--- START OF Data ---
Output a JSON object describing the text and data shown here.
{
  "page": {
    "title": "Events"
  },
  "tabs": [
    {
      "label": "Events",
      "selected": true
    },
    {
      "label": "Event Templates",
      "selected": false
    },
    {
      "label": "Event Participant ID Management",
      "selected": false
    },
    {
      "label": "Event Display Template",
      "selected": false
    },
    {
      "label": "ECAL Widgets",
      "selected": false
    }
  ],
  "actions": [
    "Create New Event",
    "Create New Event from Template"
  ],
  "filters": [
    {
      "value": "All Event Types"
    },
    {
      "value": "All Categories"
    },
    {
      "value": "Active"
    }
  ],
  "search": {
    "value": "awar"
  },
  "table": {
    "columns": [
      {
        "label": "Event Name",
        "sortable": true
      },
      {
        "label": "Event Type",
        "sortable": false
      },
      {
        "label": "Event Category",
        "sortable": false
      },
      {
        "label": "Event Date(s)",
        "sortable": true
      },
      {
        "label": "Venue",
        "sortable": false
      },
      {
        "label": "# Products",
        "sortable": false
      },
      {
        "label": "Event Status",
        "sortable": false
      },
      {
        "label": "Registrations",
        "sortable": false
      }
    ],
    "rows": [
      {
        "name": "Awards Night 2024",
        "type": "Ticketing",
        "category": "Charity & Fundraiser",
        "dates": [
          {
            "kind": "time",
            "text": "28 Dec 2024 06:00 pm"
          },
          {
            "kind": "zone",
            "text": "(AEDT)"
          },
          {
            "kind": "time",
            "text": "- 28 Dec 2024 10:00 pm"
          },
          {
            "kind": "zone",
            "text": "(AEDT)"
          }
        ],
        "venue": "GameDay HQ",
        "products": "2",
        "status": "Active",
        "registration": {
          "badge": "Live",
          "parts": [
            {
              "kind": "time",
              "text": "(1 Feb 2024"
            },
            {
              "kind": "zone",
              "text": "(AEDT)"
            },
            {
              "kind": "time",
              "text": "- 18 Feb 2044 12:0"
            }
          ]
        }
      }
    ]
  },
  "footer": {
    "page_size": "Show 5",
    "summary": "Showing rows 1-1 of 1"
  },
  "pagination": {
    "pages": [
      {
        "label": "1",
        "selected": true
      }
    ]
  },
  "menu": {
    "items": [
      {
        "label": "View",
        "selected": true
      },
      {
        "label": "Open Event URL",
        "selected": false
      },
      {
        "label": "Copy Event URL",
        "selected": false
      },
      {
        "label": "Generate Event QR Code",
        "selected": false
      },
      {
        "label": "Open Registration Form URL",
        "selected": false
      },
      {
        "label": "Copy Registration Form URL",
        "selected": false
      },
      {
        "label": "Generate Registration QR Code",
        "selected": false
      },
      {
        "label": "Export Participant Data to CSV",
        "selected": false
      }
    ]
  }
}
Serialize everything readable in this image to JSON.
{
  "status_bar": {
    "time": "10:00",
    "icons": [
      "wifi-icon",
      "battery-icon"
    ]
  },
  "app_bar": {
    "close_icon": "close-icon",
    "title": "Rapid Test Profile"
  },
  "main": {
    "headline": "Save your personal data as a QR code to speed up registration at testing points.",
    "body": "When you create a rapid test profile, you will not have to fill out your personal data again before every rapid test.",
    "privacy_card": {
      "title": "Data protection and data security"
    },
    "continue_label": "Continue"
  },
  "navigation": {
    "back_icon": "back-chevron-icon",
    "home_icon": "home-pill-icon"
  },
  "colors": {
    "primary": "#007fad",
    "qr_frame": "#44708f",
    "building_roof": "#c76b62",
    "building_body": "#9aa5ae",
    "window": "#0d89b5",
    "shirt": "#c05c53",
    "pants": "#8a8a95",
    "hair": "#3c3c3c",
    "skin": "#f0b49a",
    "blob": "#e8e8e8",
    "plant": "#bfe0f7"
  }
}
--- END OF Data ---
Exercise: Isolate each line of the listing above that includes "JSON". Copy it.

Correct answer:
Output a JSON object describing the text and data shown here.
Serialize everything readable in this image to JSON.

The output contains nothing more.